## Begin RECORDS PROVIDED

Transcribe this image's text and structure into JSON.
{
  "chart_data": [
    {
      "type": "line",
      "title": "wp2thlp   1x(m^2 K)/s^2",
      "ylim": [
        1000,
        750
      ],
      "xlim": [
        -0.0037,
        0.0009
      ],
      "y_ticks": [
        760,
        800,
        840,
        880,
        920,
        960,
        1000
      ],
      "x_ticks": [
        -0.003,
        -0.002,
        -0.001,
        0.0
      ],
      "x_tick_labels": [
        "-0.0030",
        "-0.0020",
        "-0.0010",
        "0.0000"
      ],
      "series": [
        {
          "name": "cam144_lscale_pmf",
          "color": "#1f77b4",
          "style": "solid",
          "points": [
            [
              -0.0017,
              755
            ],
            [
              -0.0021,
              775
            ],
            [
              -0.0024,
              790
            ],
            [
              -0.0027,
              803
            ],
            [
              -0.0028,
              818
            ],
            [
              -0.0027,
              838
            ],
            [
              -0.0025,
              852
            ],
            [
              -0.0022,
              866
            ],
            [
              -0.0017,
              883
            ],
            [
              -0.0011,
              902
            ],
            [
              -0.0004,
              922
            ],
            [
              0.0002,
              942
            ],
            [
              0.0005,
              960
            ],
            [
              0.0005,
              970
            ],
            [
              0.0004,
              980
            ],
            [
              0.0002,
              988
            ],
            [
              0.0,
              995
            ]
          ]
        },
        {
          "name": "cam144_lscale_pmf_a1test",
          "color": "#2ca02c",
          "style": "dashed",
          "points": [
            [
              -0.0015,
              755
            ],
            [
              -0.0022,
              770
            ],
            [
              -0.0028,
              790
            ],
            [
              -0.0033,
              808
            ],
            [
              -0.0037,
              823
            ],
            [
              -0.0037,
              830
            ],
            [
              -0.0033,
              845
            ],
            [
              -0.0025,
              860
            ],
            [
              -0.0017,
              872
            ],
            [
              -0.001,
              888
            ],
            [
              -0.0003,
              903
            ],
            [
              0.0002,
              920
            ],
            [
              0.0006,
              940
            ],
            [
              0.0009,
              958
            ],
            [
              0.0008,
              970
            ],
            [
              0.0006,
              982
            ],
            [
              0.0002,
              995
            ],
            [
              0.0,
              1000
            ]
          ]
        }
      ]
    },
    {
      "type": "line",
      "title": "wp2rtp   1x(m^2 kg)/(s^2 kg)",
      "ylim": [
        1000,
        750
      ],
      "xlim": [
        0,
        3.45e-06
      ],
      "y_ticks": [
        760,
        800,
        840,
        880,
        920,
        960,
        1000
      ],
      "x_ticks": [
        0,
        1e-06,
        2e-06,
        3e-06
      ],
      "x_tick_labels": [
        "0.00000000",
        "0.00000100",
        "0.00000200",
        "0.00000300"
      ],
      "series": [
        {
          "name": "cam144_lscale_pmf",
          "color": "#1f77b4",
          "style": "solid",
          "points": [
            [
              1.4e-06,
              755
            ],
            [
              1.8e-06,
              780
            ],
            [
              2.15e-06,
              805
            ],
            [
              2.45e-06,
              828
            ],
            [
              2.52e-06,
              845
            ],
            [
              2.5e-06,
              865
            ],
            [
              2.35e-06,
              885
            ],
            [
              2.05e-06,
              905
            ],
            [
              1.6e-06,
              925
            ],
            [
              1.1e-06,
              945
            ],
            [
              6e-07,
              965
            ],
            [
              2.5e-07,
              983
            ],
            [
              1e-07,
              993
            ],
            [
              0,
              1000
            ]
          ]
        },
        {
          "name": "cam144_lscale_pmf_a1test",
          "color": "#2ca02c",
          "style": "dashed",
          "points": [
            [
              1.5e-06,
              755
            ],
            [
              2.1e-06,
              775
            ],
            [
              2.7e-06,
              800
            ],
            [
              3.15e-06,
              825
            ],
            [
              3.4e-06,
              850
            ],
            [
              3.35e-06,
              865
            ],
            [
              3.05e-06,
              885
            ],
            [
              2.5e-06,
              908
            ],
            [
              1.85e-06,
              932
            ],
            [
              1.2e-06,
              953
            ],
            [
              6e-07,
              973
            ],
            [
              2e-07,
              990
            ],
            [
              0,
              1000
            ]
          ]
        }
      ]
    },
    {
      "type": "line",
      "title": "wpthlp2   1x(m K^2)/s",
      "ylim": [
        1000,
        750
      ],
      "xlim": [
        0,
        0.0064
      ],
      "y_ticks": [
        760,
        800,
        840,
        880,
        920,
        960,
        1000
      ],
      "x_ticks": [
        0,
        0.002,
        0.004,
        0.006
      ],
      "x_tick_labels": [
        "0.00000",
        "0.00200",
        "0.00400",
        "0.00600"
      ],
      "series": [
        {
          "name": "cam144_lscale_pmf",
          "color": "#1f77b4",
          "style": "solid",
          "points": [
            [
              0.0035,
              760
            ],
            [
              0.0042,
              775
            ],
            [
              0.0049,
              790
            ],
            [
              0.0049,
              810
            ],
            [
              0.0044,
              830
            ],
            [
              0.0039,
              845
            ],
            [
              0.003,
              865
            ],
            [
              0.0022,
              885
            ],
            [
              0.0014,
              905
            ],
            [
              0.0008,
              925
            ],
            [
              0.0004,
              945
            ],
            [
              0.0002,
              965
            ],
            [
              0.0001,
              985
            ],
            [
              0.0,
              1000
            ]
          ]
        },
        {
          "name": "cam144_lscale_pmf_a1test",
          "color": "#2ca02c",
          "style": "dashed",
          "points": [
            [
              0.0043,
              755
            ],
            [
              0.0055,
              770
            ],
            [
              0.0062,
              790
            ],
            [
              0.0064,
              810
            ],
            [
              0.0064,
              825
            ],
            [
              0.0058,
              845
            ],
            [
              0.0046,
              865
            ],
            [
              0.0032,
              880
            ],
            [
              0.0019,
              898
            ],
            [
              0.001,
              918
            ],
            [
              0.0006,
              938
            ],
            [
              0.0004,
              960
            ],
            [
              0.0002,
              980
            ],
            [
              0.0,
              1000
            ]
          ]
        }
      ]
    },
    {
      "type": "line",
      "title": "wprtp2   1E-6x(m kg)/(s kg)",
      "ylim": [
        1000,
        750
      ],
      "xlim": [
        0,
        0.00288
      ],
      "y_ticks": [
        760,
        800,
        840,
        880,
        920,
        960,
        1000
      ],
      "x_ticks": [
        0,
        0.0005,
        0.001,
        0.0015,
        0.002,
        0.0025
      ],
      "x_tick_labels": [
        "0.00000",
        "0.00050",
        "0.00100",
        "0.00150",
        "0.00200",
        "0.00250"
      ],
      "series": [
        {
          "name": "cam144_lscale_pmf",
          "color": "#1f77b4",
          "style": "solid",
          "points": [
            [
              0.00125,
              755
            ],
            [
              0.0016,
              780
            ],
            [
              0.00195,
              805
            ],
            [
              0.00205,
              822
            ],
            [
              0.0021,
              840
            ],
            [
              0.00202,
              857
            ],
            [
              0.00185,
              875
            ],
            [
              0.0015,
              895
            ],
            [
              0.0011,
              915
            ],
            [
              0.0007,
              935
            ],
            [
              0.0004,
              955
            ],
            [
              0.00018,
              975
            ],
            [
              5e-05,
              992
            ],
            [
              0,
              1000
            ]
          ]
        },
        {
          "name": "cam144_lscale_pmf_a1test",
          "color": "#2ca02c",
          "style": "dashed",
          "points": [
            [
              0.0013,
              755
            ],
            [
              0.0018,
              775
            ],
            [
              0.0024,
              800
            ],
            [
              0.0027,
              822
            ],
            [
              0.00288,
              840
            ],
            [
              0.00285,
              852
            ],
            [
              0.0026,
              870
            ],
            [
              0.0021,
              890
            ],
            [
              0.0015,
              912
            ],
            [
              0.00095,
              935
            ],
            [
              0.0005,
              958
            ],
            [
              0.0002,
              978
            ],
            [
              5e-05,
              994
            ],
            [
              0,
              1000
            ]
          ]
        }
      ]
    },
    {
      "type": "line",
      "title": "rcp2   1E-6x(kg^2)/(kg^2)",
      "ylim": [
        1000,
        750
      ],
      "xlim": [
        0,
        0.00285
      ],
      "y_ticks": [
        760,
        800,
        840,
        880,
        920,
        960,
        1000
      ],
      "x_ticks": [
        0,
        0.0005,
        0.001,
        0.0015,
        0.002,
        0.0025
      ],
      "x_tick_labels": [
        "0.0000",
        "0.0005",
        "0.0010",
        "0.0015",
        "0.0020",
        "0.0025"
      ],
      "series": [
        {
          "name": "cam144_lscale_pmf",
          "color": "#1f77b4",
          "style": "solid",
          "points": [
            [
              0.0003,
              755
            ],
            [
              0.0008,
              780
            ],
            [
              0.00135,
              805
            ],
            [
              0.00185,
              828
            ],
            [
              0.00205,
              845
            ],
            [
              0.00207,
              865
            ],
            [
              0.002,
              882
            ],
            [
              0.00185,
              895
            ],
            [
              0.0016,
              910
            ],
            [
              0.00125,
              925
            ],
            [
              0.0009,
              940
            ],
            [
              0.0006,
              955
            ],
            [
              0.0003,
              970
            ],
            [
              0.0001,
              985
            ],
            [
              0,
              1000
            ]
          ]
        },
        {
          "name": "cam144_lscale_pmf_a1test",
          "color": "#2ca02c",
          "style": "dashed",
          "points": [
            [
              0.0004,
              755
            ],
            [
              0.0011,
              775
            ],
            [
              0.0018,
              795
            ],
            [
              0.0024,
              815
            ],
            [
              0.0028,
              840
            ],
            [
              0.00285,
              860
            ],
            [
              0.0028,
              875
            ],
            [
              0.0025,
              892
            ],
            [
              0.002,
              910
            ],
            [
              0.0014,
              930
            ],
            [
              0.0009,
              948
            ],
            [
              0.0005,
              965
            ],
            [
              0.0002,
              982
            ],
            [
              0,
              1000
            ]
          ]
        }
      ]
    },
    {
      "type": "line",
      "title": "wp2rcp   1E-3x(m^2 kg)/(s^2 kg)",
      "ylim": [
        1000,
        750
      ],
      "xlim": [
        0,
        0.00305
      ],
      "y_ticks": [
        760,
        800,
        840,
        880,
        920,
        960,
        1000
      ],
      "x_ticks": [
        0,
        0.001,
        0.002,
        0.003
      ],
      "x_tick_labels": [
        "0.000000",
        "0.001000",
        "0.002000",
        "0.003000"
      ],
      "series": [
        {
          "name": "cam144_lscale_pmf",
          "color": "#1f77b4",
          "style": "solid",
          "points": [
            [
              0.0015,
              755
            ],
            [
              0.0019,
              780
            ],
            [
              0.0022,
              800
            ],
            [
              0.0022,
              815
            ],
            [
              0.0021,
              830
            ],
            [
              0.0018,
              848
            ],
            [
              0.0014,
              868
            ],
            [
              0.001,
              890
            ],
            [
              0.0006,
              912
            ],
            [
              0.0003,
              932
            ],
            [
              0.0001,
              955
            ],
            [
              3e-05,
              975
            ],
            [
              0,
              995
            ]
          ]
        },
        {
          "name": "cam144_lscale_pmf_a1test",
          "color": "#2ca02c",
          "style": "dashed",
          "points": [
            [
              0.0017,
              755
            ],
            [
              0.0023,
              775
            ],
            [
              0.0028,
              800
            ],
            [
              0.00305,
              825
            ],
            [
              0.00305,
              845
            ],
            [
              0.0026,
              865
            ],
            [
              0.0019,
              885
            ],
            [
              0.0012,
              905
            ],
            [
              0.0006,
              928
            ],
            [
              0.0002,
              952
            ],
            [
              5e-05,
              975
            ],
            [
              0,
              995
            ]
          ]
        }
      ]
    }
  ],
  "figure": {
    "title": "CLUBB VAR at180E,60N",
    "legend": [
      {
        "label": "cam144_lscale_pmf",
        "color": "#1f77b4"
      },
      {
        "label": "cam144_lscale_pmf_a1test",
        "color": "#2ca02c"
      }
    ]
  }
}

## End RECORDS PROVIDED

◆ **BRIEF**
Pull every line containing "title" out of the data above.

◆ **COMPLETE ANSWER**
      "title": "wp2thlp   1x(m^2 K)/s^2",
      "title": "wp2rtp   1x(m^2 kg)/(s^2 kg)",
      "title": "wpthlp2   1x(m K^2)/s",
      "title": "wprtp2   1E-6x(m kg)/(s kg)",
      "title": "rcp2   1E-6x(kg^2)/(kg^2)",
      "title": "wp2rcp   1E-3x(m^2 kg)/(s^2 kg)",
    "title": "CLUBB VAR at180E,60N",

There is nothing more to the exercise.